Goal: Each line containing the word "text" should be found and copied.
* Begin Material for this exercise *
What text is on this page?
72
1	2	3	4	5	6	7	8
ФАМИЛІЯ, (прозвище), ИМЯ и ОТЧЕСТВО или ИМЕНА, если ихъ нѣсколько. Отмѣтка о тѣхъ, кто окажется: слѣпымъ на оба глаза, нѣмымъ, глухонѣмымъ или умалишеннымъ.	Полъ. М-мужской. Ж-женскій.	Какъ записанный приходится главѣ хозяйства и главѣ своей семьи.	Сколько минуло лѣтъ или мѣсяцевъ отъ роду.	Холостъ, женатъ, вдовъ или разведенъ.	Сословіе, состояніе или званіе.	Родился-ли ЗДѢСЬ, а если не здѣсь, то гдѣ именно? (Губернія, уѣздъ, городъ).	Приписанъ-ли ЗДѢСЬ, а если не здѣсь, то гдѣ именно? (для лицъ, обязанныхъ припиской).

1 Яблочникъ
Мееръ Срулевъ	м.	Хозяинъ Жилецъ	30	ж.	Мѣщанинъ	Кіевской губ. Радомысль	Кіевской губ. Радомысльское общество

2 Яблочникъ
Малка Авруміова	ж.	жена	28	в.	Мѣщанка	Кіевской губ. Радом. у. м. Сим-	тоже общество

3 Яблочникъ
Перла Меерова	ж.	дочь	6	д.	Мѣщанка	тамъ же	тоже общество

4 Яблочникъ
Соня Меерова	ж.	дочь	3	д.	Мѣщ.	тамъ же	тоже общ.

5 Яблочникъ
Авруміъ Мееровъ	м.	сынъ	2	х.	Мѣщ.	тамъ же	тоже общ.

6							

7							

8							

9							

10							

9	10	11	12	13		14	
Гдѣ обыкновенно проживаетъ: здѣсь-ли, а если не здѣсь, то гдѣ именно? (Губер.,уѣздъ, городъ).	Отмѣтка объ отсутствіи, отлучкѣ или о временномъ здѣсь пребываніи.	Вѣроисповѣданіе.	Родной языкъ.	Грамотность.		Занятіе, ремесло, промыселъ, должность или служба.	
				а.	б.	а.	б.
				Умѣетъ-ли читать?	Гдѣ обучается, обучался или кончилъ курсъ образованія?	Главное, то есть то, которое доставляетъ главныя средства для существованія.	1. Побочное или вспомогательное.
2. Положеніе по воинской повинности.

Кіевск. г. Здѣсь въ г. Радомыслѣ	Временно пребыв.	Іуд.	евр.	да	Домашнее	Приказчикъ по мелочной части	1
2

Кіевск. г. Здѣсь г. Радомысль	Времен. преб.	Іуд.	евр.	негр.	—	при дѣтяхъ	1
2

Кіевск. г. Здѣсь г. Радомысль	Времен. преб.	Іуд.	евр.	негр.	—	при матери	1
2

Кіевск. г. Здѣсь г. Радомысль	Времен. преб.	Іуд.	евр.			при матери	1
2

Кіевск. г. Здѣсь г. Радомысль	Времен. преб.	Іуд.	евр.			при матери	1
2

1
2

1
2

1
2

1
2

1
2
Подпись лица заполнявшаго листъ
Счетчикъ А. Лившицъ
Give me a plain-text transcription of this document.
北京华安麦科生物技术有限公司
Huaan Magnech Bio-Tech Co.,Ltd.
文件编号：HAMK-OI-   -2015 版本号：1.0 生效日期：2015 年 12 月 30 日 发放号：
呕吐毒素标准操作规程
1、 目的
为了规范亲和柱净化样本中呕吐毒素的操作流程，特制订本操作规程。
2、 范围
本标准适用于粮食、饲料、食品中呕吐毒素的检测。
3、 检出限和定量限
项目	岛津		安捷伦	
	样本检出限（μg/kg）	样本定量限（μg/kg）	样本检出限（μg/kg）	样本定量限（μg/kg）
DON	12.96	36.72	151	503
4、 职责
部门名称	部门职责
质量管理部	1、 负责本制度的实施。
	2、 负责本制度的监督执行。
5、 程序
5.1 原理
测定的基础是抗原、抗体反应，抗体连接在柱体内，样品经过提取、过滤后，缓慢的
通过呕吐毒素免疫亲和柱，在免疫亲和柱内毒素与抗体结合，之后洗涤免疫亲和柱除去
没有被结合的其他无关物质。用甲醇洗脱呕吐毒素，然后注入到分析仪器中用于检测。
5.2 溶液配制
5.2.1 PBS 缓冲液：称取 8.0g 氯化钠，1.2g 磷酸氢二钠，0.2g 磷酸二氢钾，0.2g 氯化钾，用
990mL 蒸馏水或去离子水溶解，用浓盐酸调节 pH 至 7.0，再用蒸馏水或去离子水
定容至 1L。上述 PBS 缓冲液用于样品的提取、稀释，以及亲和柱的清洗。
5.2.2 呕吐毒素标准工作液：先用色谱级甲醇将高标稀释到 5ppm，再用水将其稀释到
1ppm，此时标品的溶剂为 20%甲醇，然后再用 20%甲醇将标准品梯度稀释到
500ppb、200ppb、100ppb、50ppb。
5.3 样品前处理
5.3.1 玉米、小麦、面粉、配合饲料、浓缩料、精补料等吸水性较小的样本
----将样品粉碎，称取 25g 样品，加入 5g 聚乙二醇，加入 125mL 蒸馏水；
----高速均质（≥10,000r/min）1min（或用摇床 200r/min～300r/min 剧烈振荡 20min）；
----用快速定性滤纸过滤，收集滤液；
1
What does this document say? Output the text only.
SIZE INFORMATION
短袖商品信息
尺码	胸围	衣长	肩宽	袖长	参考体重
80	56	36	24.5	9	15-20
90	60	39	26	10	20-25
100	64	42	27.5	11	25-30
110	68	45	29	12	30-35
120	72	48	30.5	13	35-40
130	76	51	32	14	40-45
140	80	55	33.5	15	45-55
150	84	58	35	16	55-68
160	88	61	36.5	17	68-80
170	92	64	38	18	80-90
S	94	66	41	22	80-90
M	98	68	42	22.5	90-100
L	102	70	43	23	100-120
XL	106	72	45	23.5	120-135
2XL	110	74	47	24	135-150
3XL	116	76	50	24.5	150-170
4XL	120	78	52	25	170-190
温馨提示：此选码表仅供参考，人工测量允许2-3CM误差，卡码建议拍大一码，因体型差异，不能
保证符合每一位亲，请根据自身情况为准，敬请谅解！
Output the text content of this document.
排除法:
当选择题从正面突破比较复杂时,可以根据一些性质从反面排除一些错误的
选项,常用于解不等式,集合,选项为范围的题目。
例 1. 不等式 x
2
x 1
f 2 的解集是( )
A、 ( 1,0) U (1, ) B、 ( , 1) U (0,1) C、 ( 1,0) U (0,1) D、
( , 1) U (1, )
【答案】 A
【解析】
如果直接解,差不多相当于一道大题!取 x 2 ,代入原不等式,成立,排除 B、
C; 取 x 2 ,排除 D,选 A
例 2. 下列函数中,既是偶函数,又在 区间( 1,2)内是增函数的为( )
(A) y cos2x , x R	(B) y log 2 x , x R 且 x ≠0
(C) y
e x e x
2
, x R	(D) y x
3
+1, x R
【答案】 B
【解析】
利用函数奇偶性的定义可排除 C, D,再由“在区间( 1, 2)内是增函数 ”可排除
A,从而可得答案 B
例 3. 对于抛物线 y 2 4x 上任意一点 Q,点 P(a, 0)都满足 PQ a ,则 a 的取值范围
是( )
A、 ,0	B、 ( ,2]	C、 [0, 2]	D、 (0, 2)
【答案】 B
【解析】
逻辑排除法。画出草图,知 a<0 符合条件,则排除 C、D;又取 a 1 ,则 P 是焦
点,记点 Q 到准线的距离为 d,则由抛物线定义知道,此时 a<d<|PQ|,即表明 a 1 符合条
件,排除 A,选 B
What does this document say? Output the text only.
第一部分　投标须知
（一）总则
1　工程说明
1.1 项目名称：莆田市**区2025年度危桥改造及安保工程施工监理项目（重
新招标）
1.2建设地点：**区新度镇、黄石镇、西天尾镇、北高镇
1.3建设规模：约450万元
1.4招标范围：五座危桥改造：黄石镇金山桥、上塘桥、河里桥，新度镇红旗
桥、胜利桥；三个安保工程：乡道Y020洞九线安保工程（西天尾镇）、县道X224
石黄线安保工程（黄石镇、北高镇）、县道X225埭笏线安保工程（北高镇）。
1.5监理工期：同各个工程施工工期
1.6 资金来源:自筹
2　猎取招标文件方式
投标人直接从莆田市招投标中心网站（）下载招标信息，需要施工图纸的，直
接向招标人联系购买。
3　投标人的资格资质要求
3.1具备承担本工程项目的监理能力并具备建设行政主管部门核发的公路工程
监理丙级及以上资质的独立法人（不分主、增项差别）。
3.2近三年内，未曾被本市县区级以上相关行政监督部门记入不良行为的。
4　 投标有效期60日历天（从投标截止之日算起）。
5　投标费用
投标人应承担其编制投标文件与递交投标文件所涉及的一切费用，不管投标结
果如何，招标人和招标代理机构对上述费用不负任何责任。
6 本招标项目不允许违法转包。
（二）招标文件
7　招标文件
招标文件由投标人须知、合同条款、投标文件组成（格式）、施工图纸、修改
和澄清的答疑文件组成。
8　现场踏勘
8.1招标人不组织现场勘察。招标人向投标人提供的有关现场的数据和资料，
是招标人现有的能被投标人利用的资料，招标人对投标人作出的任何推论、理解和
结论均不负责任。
* End Material for this exercise *
Exercise answer:
What text is on this page?
Give me a plain-text transcription of this document.
What does this document say? Output the text only.
Output the text content of this document.
What does this document say? Output the text only.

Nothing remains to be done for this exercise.